** Start of Provided data **

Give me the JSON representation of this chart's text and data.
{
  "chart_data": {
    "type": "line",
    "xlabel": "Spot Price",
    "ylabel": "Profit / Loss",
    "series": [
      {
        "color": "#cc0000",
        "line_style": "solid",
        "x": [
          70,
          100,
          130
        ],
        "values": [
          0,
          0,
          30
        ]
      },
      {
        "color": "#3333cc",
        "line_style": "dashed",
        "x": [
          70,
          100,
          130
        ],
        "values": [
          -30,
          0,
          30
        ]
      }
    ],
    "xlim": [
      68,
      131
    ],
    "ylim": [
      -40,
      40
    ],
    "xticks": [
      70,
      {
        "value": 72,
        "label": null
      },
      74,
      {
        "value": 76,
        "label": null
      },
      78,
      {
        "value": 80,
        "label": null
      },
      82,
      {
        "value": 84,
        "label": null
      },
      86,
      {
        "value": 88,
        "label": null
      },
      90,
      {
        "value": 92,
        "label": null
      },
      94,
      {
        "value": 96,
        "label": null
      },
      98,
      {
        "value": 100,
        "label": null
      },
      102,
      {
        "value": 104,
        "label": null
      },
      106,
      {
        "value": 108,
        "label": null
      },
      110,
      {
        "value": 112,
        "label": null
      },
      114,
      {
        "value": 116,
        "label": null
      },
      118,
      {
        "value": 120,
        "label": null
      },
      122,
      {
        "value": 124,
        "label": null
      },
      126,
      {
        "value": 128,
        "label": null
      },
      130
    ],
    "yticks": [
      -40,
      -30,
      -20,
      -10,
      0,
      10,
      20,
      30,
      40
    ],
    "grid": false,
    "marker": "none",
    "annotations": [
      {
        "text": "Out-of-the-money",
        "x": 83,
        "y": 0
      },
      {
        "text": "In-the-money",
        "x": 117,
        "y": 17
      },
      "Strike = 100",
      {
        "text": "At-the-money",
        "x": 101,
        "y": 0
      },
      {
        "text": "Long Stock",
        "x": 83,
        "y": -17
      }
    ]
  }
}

** End of Provided data **
** Start of Provided data **

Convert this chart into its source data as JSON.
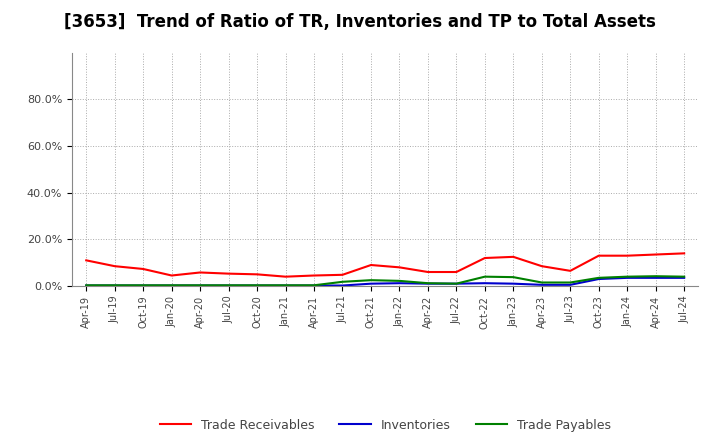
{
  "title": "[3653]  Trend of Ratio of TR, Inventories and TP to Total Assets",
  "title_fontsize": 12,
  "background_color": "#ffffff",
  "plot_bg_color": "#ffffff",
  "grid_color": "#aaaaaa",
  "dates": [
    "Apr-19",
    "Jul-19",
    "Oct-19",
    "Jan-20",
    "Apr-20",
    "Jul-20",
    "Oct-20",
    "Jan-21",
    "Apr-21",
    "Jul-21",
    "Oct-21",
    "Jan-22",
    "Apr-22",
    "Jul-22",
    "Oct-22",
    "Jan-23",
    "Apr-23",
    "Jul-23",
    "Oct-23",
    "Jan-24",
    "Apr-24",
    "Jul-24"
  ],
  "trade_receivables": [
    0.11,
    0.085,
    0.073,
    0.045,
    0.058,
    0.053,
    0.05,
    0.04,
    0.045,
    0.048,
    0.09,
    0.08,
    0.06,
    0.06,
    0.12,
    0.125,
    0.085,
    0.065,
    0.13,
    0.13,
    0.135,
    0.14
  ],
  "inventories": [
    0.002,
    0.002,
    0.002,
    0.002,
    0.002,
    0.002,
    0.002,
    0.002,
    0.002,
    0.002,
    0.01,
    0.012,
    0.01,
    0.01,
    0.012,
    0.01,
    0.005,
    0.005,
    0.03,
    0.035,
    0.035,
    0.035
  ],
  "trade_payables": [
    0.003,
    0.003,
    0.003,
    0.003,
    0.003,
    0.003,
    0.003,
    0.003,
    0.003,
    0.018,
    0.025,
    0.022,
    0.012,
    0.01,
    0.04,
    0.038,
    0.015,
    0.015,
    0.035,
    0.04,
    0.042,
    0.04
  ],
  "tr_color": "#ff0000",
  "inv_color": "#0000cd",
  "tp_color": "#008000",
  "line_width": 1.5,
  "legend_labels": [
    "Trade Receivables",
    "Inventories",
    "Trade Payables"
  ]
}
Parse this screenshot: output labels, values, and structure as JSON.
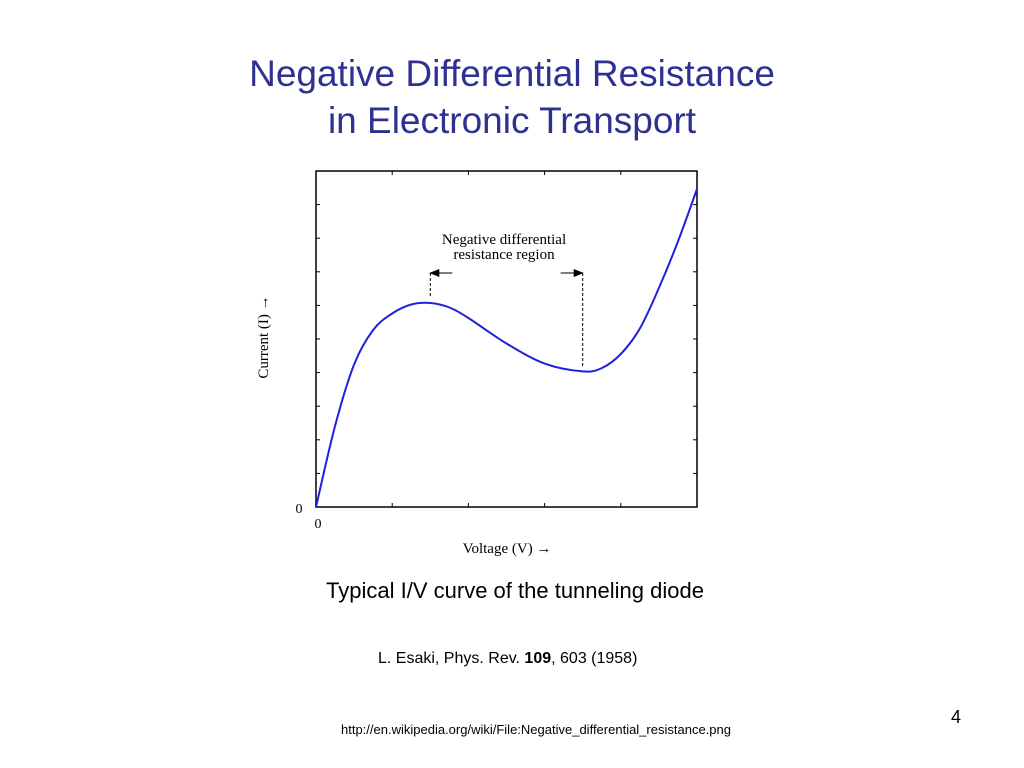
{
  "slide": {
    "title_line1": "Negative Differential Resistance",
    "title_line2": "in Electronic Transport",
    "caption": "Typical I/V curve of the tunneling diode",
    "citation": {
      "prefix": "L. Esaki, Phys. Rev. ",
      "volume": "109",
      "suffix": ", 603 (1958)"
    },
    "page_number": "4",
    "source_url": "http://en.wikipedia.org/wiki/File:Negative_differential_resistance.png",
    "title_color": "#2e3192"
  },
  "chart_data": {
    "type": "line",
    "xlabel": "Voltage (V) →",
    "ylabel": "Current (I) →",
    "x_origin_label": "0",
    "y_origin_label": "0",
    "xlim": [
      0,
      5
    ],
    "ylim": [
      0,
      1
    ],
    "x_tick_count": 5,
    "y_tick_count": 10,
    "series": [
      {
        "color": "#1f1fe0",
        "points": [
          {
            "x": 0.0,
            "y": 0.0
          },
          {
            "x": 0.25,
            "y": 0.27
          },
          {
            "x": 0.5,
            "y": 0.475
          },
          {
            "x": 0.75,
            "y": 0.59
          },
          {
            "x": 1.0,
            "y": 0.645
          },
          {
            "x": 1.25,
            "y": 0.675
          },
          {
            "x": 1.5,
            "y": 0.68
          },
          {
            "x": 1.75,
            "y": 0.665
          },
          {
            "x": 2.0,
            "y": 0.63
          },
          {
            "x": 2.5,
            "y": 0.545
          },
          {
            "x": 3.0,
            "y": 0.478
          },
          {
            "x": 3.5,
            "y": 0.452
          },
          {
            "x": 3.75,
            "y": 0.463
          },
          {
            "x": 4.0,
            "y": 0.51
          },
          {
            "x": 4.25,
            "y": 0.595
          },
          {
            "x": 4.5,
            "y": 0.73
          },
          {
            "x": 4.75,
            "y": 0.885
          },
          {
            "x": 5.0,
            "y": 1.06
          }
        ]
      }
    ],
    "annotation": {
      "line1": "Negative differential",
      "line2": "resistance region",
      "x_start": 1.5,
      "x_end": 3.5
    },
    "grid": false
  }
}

** End of Provided data **
** Start of Provided data **

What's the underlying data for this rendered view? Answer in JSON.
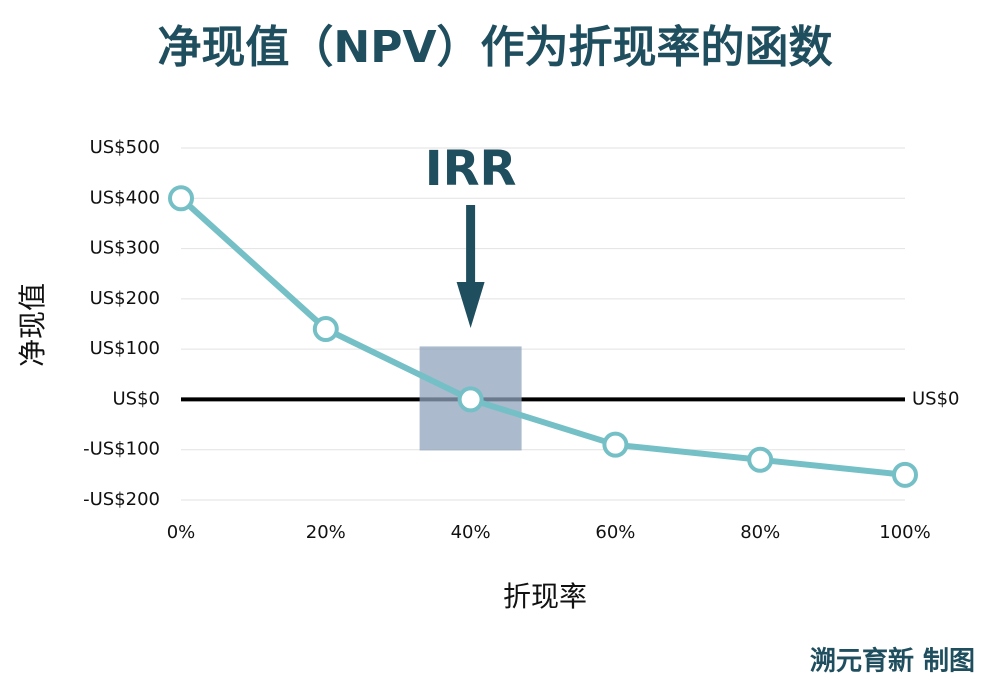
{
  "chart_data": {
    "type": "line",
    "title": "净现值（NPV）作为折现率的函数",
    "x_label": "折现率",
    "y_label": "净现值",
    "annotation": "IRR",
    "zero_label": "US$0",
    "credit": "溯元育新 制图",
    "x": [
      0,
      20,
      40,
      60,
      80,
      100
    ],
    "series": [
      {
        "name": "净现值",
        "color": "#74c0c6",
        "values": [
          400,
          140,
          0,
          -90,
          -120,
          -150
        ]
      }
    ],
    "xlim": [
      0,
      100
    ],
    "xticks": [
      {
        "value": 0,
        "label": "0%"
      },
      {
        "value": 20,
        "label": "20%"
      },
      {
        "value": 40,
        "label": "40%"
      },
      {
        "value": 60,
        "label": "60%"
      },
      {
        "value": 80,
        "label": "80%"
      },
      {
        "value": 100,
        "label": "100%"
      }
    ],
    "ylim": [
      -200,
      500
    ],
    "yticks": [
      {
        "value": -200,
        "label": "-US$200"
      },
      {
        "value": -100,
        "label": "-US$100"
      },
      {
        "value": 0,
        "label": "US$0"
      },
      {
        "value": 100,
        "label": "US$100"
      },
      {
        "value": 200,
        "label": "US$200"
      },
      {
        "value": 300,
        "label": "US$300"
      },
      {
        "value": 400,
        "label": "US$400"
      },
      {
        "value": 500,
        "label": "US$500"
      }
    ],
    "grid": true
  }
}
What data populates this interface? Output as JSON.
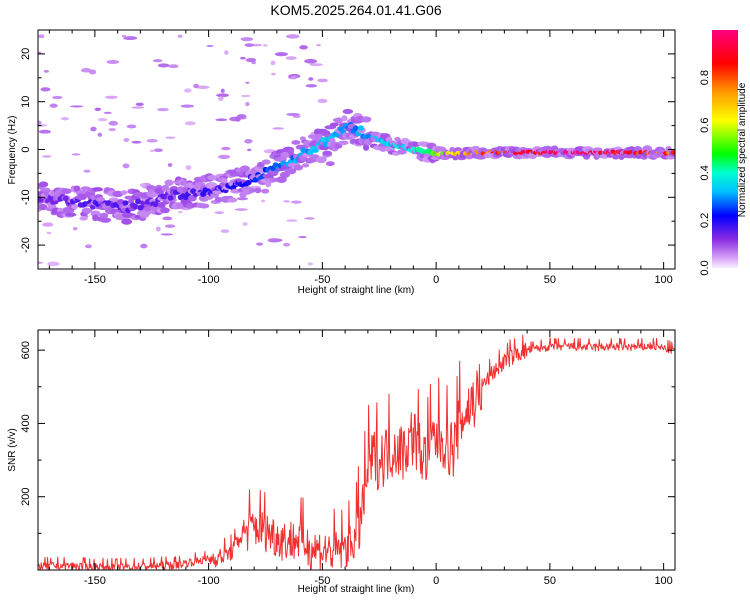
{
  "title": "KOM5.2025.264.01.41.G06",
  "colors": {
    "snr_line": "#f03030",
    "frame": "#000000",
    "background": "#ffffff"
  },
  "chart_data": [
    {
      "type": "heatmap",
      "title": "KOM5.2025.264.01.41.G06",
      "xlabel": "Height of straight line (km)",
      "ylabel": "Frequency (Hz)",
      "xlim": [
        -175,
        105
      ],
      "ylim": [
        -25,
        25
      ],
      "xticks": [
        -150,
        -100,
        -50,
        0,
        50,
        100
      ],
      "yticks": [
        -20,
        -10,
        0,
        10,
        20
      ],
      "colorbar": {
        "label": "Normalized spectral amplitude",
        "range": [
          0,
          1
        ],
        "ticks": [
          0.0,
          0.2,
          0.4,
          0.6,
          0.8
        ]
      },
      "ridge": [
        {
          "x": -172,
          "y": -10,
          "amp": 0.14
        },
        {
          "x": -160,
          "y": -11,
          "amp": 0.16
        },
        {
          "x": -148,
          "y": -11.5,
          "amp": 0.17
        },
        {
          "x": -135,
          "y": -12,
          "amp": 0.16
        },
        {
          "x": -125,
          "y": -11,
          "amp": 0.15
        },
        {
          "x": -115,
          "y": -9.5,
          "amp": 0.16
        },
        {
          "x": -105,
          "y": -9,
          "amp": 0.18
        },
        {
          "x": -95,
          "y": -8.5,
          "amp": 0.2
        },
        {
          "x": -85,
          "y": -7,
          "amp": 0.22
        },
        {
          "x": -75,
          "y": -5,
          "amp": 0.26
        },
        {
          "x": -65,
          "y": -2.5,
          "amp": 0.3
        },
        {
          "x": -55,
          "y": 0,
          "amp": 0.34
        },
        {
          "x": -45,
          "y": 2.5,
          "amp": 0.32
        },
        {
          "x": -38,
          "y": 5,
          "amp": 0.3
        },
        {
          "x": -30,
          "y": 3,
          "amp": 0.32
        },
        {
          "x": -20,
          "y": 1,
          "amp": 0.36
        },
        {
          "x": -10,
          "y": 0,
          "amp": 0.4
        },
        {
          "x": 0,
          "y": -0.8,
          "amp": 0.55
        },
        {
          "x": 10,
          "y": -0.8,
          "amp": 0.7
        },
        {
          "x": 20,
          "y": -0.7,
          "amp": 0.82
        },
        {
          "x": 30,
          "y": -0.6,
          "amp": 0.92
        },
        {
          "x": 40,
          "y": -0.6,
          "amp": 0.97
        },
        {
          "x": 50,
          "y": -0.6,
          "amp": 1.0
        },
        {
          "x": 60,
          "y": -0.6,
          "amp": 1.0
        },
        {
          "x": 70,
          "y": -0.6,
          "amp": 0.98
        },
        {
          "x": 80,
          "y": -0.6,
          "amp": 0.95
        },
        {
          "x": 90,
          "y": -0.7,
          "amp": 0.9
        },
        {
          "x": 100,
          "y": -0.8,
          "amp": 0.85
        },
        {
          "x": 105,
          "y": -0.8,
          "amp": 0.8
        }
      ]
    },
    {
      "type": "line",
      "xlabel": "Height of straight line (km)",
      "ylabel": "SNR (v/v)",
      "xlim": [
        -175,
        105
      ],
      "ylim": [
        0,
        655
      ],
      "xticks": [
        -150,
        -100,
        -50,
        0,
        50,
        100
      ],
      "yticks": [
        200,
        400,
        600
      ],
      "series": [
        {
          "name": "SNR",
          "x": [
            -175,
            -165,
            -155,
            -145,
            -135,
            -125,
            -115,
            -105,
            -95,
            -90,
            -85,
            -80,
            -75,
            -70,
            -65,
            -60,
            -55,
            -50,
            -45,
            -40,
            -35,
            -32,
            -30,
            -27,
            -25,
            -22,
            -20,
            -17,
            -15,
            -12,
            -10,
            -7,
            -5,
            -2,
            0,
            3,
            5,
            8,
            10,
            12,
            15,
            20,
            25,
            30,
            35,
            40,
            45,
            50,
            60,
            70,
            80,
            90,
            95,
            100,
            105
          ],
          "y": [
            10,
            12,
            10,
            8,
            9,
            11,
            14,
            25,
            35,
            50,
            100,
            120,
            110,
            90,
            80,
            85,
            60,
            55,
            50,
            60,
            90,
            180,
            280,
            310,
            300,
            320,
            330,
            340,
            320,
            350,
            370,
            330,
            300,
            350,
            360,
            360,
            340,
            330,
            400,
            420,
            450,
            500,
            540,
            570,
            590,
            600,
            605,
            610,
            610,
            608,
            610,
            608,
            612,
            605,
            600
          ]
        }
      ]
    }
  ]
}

** End of Provided data **

— Task statement —
Read through the lines above and collect those that contain the string "this".

— Written solution —
Give me the JSON representation of this chart's text and data.
Convert this chart into its source data as JSON.
Parse this screenshot: output labels, values, and structure as JSON.
What's the underlying data for this rendered view? Answer in JSON.
What data populates this interface? Output as JSON.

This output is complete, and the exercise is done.